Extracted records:
%%

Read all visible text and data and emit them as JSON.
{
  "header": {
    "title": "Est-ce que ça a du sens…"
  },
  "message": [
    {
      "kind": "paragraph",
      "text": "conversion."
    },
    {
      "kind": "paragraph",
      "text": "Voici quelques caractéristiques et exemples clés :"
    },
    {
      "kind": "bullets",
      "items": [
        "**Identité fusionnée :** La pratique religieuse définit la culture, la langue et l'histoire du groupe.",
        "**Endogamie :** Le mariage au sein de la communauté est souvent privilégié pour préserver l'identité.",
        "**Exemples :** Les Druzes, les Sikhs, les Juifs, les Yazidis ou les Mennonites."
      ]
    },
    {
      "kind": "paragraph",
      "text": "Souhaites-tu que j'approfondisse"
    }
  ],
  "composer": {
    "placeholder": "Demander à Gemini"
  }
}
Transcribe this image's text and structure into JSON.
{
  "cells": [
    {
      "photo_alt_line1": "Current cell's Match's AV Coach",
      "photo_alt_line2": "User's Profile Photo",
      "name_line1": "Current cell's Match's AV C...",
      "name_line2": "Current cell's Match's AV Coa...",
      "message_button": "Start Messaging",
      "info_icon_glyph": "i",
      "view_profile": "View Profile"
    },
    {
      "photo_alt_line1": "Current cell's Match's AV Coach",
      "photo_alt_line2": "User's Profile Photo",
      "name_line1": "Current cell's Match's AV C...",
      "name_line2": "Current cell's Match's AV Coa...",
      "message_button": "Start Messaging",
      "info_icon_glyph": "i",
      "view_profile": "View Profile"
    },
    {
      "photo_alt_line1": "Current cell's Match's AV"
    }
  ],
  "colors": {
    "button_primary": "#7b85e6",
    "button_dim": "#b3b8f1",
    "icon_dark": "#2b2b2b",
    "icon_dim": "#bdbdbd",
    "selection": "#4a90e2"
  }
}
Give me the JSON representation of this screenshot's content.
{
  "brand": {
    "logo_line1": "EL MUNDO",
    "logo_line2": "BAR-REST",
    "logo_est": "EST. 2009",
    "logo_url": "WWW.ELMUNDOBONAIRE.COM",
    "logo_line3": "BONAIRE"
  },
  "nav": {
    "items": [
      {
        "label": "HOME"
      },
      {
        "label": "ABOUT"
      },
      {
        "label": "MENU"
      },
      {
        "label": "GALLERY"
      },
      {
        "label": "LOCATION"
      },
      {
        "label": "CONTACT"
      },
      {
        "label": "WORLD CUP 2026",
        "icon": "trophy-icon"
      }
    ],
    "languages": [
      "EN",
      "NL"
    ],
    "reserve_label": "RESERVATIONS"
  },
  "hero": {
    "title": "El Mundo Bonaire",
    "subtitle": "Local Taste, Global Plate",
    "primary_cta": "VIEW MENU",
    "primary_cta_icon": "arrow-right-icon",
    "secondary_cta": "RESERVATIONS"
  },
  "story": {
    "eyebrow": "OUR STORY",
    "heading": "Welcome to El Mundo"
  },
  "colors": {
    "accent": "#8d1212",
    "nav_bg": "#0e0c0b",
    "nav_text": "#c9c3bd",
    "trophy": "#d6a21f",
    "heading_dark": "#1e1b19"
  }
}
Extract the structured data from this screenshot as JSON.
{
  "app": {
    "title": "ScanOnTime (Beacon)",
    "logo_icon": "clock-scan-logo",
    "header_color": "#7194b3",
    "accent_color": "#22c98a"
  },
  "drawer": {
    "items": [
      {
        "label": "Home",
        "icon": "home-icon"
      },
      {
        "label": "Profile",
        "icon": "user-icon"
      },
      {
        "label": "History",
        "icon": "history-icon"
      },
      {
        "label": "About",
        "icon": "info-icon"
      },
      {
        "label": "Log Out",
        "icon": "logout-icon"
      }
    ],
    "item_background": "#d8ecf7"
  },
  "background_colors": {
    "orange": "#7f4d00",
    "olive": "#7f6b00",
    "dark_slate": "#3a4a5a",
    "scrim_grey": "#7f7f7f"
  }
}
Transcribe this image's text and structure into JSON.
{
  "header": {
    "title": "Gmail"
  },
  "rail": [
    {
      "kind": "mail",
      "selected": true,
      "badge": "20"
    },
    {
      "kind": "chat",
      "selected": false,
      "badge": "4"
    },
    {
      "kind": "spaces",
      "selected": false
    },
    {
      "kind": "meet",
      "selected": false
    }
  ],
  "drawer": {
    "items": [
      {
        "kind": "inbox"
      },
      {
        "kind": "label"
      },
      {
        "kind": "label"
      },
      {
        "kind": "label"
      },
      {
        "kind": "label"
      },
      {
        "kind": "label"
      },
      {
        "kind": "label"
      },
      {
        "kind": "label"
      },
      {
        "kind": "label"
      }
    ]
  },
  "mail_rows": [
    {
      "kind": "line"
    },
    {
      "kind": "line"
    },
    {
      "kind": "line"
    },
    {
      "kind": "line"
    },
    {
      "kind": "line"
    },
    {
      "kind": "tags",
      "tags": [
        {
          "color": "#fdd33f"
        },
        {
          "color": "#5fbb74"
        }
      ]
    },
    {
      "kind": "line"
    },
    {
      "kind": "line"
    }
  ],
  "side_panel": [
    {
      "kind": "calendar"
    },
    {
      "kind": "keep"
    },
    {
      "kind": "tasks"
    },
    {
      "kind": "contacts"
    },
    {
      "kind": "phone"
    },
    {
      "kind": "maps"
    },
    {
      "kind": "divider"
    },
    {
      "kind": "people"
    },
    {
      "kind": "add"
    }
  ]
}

%%

-- GOAL OF THE EXERCISE --
Above are some records; extract every one of them exactly.

-- WRITTEN SOLUTION --
Read all visible text and data and emit them as JSON.
{
  "header": {
    "title": "Est-ce que ça a du sens…"
  },
  "message": [
    {
      "kind": "paragraph",
      "text": "conversion."
    },
    {
      "kind": "paragraph",
      "text": "Voici quelques caractéristiques et exemples clés :"
    },
    {
      "kind": "bullets",
      "items": [
        "**Identité fusionnée :** La pratique religieuse définit la culture, la langue et l'histoire du groupe.",
        "**Endogamie :** Le mariage au sein de la communauté est souvent privilégié pour préserver l'identité.",
        "**Exemples :** Les Druzes, les Sikhs, les Juifs, les Yazidis ou les Mennonites."
      ]
    },
    {
      "kind": "paragraph",
      "text": "Souhaites-tu que j'approfondisse"
    }
  ],
  "composer": {
    "placeholder": "Demander à Gemini"
  }
}
Transcribe this image's text and structure into JSON.
{
  "cells": [
    {
      "photo_alt_line1": "Current cell's Match's AV Coach",
      "photo_alt_line2": "User's Profile Photo",
      "name_line1": "Current cell's Match's AV C...",
      "name_line2": "Current cell's Match's AV Coa...",
      "message_button": "Start Messaging",
      "info_icon_glyph": "i",
      "view_profile": "View Profile"
    },
    {
      "photo_alt_line1": "Current cell's Match's AV Coach",
      "photo_alt_line2": "User's Profile Photo",
      "name_line1": "Current cell's Match's AV C...",
      "name_line2": "Current cell's Match's AV Coa...",
      "message_button": "Start Messaging",
      "info_icon_glyph": "i",
      "view_profile": "View Profile"
    },
    {
      "photo_alt_line1": "Current cell's Match's AV"
    }
  ],
  "colors": {
    "button_primary": "#7b85e6",
    "button_dim": "#b3b8f1",
    "icon_dark": "#2b2b2b",
    "icon_dim": "#bdbdbd",
    "selection": "#4a90e2"
  }
}
Give me the JSON representation of this screenshot's content.
{
  "brand": {
    "logo_line1": "EL MUNDO",
    "logo_line2": "BAR-REST",
    "logo_est": "EST. 2009",
    "logo_url": "WWW.ELMUNDOBONAIRE.COM",
    "logo_line3": "BONAIRE"
  },
  "nav": {
    "items": [
      {
        "label": "HOME"
      },
      {
        "label": "ABOUT"
      },
      {
        "label": "MENU"
      },
      {
        "label": "GALLERY"
      },
      {
        "label": "LOCATION"
      },
      {
        "label": "CONTACT"
      },
      {
        "label": "WORLD CUP 2026",
        "icon": "trophy-icon"
      }
    ],
    "languages": [
      "EN",
      "NL"
    ],
    "reserve_label": "RESERVATIONS"
  },
  "hero": {
    "title": "El Mundo Bonaire",
    "subtitle": "Local Taste, Global Plate",
    "primary_cta": "VIEW MENU",
    "primary_cta_icon": "arrow-right-icon",
    "secondary_cta": "RESERVATIONS"
  },
  "story": {
    "eyebrow": "OUR STORY",
    "heading": "Welcome to El Mundo"
  },
  "colors": {
    "accent": "#8d1212",
    "nav_bg": "#0e0c0b",
    "nav_text": "#c9c3bd",
    "trophy": "#d6a21f",
    "heading_dark": "#1e1b19"
  }
}
Extract the structured data from this screenshot as JSON.
{
  "app": {
    "title": "ScanOnTime (Beacon)",
    "logo_icon": "clock-scan-logo",
    "header_color": "#7194b3",
    "accent_color": "#22c98a"
  },
  "drawer": {
    "items": [
      {
        "label": "Home",
        "icon": "home-icon"
      },
      {
        "label": "Profile",
        "icon": "user-icon"
      },
      {
        "label": "History",
        "icon": "history-icon"
      },
      {
        "label": "About",
        "icon": "info-icon"
      },
      {
        "label": "Log Out",
        "icon": "logout-icon"
      }
    ],
    "item_background": "#d8ecf7"
  },
  "background_colors": {
    "orange": "#7f4d00",
    "olive": "#7f6b00",
    "dark_slate": "#3a4a5a",
    "scrim_grey": "#7f7f7f"
  }
}
Transcribe this image's text and structure into JSON.
{
  "header": {
    "title": "Gmail"
  },
  "rail": [
    {
      "kind": "mail",
      "selected": true,
      "badge": "20"
    },
    {
      "kind": "chat",
      "selected": false,
      "badge": "4"
    },
    {
      "kind": "spaces",
      "selected": false
    },
    {
      "kind": "meet",
      "selected": false
    }
  ],
  "drawer": {
    "items": [
      {
        "kind": "inbox"
      },
      {
        "kind": "label"
      },
      {
        "kind": "label"
      },
      {
        "kind": "label"
      },
      {
        "kind": "label"
      },
      {
        "kind": "label"
      },
      {
        "kind": "label"
      },
      {
        "kind": "label"
      },
      {
        "kind": "label"
      }
    ]
  },
  "mail_rows": [
    {
      "kind": "line"
    },
    {
      "kind": "line"
    },
    {
      "kind": "line"
    },
    {
      "kind": "line"
    },
    {
      "kind": "line"
    },
    {
      "kind": "tags",
      "tags": [
        {
          "color": "#fdd33f"
        },
        {
          "color": "#5fbb74"
        }
      ]
    },
    {
      "kind": "line"
    },
    {
      "kind": "line"
    }
  ],
  "side_panel": [
    {
      "kind": "calendar"
    },
    {
      "kind": "keep"
    },
    {
      "kind": "tasks"
    },
    {
      "kind": "contacts"
    },
    {
      "kind": "phone"
    },
    {
      "kind": "maps"
    },
    {
      "kind": "divider"
    },
    {
      "kind": "people"
    },
    {
      "kind": "add"
    }
  ]
}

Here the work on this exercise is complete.